GIVEN DATA:

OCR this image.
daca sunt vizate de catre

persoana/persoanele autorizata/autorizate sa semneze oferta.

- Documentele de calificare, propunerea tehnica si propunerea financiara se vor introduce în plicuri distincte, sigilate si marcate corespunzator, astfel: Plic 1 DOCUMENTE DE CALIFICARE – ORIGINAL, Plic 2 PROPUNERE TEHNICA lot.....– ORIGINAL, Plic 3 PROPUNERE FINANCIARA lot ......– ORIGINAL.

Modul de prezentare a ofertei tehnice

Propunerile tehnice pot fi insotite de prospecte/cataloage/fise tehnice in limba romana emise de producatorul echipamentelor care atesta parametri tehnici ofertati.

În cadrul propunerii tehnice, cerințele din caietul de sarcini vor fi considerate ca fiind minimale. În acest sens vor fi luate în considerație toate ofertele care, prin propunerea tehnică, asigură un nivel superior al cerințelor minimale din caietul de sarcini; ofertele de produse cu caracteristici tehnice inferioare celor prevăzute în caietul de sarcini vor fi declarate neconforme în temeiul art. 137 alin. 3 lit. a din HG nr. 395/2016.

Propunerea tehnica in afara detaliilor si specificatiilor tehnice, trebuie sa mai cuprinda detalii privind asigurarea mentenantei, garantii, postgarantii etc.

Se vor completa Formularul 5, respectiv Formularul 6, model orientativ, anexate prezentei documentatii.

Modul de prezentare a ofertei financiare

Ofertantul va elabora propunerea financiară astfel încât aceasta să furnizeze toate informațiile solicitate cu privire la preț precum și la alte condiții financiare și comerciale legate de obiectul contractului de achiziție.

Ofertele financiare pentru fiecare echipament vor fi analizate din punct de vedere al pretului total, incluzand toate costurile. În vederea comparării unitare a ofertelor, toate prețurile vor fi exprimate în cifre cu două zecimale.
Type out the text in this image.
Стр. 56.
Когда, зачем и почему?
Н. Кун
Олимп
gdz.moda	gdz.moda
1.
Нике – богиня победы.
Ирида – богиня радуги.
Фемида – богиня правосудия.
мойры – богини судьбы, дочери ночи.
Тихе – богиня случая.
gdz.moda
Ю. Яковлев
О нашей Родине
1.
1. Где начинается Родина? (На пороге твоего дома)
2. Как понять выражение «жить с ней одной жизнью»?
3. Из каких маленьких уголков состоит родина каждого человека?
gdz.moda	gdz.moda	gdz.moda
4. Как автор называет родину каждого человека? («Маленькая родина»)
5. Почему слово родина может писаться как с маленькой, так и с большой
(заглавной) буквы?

WHAT THE EXERCISE ASKS: Reproduce the records word for word.

FINISHED TASK:
OCR this image.
daca sunt vizate de catre

persoana/persoanele autorizata/autorizate sa semneze oferta.

- Documentele de calificare, propunerea tehnica si propunerea financiara se vor introduce în plicuri distincte, sigilate si marcate corespunzator, astfel: Plic 1 DOCUMENTE DE CALIFICARE – ORIGINAL, Plic 2 PROPUNERE TEHNICA lot.....– ORIGINAL, Plic 3 PROPUNERE FINANCIARA lot ......– ORIGINAL.

Modul de prezentare a ofertei tehnice

Propunerile tehnice pot fi insotite de prospecte/cataloage/fise tehnice in limba romana emise de producatorul echipamentelor care atesta parametri tehnici ofertati.

În cadrul propunerii tehnice, cerințele din caietul de sarcini vor fi considerate ca fiind minimale. În acest sens vor fi luate în considerație toate ofertele care, prin propunerea tehnică, asigură un nivel superior al cerințelor minimale din caietul de sarcini; ofertele de produse cu caracteristici tehnice inferioare celor prevăzute în caietul de sarcini vor fi declarate neconforme în temeiul art. 137 alin. 3 lit. a din HG nr. 395/2016.

Propunerea tehnica in afara detaliilor si specificatiilor tehnice, trebuie sa mai cuprinda detalii privind asigurarea mentenantei, garantii, postgarantii etc.

Se vor completa Formularul 5, respectiv Formularul 6, model orientativ, anexate prezentei documentatii.

Modul de prezentare a ofertei financiare

Ofertantul va elabora propunerea financiară astfel încât aceasta să furnizeze toate informațiile solicitate cu privire la preț precum și la alte condiții financiare și comerciale legate de obiectul contractului de achiziție.

Ofertele financiare pentru fiecare echipament vor fi analizate din punct de vedere al pretului total, incluzand toate costurile. În vederea comparării unitare a ofertelor, toate prețurile vor fi exprimate în cifre cu două zecimale.
Type out the text in this image.
Стр. 56.
Когда, зачем и почему?
Н. Кун
Олимп
gdz.moda	gdz.moda
1.
Нике – богиня победы.
Ирида – богиня радуги.
Фемида – богиня правосудия.
мойры – богини судьбы, дочери ночи.
Тихе – богиня случая.
gdz.moda
Ю. Яковлев
О нашей Родине
1.
1. Где начинается Родина? (На пороге твоего дома)
2. Как понять выражение «жить с ней одной жизнью»?
3. Из каких маленьких уголков состоит родина каждого человека?
gdz.moda	gdz.moda	gdz.moda
4. Как автор называет родину каждого человека? («Маленькая родина»)
5. Почему слово родина может писаться как с маленькой, так и с большой
(заглавной) буквы?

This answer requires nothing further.